- [WRITTEN PROBLEM]: The listing beneath should be written out in full, exactly as shown.

#### RECORD EXCERPTS

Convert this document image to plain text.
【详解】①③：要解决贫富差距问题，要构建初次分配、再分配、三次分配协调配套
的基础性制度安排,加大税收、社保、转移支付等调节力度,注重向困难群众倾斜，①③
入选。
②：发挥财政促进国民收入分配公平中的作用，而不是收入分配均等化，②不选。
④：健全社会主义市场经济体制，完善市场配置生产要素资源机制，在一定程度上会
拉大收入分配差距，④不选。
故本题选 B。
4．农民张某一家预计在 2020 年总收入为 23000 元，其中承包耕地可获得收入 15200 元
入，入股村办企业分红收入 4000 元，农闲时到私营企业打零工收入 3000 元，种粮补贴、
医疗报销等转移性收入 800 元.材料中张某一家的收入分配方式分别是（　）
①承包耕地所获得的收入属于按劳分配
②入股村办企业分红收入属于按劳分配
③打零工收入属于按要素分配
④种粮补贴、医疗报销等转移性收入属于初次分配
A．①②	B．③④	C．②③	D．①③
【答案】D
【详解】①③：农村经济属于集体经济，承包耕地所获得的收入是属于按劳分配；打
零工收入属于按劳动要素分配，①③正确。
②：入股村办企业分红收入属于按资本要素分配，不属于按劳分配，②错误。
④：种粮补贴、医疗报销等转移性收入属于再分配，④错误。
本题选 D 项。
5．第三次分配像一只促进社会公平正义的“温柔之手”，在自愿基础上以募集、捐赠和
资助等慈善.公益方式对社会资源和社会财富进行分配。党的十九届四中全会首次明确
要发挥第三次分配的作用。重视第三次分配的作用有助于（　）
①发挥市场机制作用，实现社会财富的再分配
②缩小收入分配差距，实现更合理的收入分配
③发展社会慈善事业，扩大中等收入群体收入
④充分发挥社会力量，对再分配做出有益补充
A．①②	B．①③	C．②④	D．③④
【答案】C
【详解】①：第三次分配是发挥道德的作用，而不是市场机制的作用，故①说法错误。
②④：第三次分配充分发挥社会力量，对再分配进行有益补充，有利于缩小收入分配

########

- [ANSWER FOR THE TASK]:
Convert this document image to plain text.
【详解】①③：要解决贫富差距问题，要构建初次分配、再分配、三次分配协调配套
的基础性制度安排,加大税收、社保、转移支付等调节力度,注重向困难群众倾斜，①③
入选。
②：发挥财政促进国民收入分配公平中的作用，而不是收入分配均等化，②不选。
④：健全社会主义市场经济体制，完善市场配置生产要素资源机制，在一定程度上会
拉大收入分配差距，④不选。
故本题选 B。
4．农民张某一家预计在 2020 年总收入为 23000 元，其中承包耕地可获得收入 15200 元
入，入股村办企业分红收入 4000 元，农闲时到私营企业打零工收入 3000 元，种粮补贴、
医疗报销等转移性收入 800 元.材料中张某一家的收入分配方式分别是（　）
①承包耕地所获得的收入属于按劳分配
②入股村办企业分红收入属于按劳分配
③打零工收入属于按要素分配
④种粮补贴、医疗报销等转移性收入属于初次分配
A．①②	B．③④	C．②③	D．①③
【答案】D
【详解】①③：农村经济属于集体经济，承包耕地所获得的收入是属于按劳分配；打
零工收入属于按劳动要素分配，①③正确。
②：入股村办企业分红收入属于按资本要素分配，不属于按劳分配，②错误。
④：种粮补贴、医疗报销等转移性收入属于再分配，④错误。
本题选 D 项。
5．第三次分配像一只促进社会公平正义的“温柔之手”，在自愿基础上以募集、捐赠和
资助等慈善.公益方式对社会资源和社会财富进行分配。党的十九届四中全会首次明确
要发挥第三次分配的作用。重视第三次分配的作用有助于（　）
①发挥市场机制作用，实现社会财富的再分配
②缩小收入分配差距，实现更合理的收入分配
③发展社会慈善事业，扩大中等收入群体收入
④充分发挥社会力量，对再分配做出有益补充
A．①②	B．①③	C．②④	D．③④
【答案】C
【详解】①：第三次分配是发挥道德的作用，而不是市场机制的作用，故①说法错误。
②④：第三次分配充分发挥社会力量，对再分配进行有益补充，有利于缩小收入分配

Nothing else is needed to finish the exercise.